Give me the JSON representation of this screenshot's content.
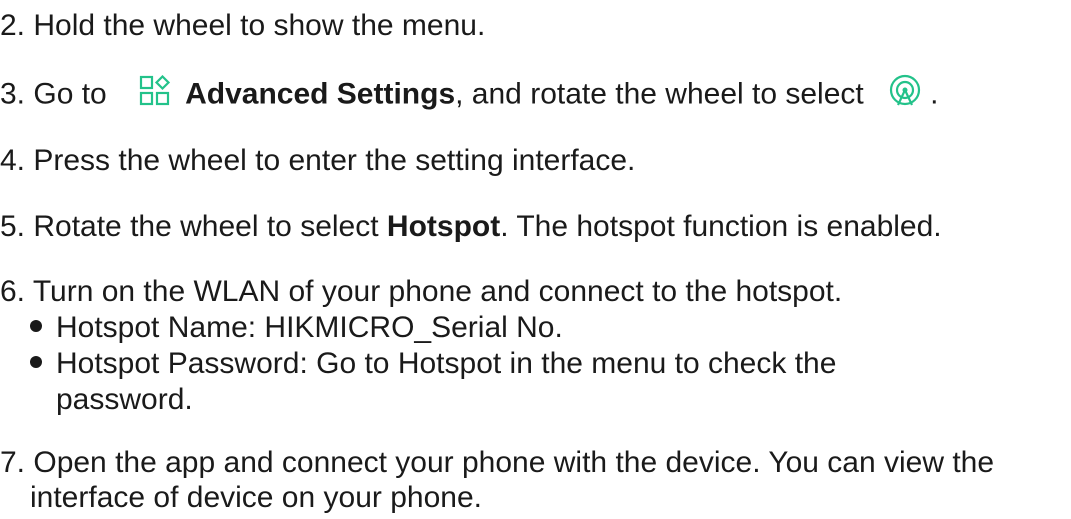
{
  "steps": {
    "s2": {
      "text": "2. Hold the wheel to show the menu."
    },
    "s3": {
      "prefix": "3. Go to",
      "icon1": "advanced-settings-grid-icon",
      "bold": "Advanced Settings",
      "middle": ", and rotate the wheel to select",
      "icon2": "hotspot-icon",
      "suffix": "."
    },
    "s4": {
      "text": "4. Press the wheel to enter the setting interface."
    },
    "s5": {
      "prefix": "5. Rotate the wheel to select ",
      "bold": "Hotspot",
      "suffix": ". The hotspot function is enabled."
    },
    "s6": {
      "text": "6. Turn on the WLAN of your phone and connect to the hotspot.",
      "bullets": [
        "Hotspot Name: HIKMICRO_Serial No.",
        "Hotspot Password: Go to Hotspot in the menu to check the",
        "password."
      ]
    },
    "s7": {
      "line1": "7. Open the app and connect your phone with the device. You can view the",
      "line2": "interface of device on your phone."
    }
  },
  "colors": {
    "accent": "#23c28a",
    "text": "#1a1a1a"
  }
}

* * * * * * * * *

* **Written task**: Print all of the entries word for word. Skip any images they contain.

* **Complete output**:
Give me the JSON representation of this screenshot's content.
{
  "steps": {
    "s2": {
      "text": "2. Hold the wheel to show the menu."
    },
    "s3": {
      "prefix": "3. Go to",
      "icon1": "advanced-settings-grid-icon",
      "bold": "Advanced Settings",
      "middle": ", and rotate the wheel to select",
      "icon2": "hotspot-icon",
      "suffix": "."
    },
    "s4": {
      "text": "4. Press the wheel to enter the setting interface."
    },
    "s5": {
      "prefix": "5. Rotate the wheel to select ",
      "bold": "Hotspot",
      "suffix": ". The hotspot function is enabled."
    },
    "s6": {
      "text": "6. Turn on the WLAN of your phone and connect to the hotspot.",
      "bullets": [
        "Hotspot Name: HIKMICRO_Serial No.",
        "Hotspot Password: Go to Hotspot in the menu to check the",
        "password."
      ]
    },
    "s7": {
      "line1": "7. Open the app and connect your phone with the device. You can view the",
      "line2": "interface of device on your phone."
    }
  },
  "colors": {
    "accent": "#23c28a",
    "text": "#1a1a1a"
  }
}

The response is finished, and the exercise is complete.